The task:
Your answer should be a single number: the count of lines in the material below that hold "Terrier".

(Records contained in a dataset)
- - - - - - -

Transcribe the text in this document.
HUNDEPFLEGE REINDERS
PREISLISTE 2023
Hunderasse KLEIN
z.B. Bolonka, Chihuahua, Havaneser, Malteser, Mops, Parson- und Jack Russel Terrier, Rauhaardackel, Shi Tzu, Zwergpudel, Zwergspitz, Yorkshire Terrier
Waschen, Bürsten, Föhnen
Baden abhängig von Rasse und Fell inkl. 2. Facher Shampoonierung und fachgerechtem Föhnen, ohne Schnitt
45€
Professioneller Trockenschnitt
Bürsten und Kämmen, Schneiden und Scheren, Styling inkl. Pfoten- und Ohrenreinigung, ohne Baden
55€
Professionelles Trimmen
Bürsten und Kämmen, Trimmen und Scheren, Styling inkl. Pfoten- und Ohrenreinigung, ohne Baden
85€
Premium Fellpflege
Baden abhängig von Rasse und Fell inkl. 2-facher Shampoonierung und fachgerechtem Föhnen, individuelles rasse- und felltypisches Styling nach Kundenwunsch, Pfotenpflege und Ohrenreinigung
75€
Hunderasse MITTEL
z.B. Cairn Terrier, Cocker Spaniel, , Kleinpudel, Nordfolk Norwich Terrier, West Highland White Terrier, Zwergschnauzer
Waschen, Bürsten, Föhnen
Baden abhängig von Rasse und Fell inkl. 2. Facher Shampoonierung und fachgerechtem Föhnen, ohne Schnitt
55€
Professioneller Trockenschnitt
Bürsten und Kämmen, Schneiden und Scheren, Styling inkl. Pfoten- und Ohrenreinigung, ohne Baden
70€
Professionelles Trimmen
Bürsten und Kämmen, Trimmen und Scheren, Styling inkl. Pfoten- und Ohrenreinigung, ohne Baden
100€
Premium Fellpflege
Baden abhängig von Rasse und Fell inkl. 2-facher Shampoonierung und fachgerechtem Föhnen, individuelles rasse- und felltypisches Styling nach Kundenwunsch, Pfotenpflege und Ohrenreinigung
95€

- - - - - - -

Result below:
2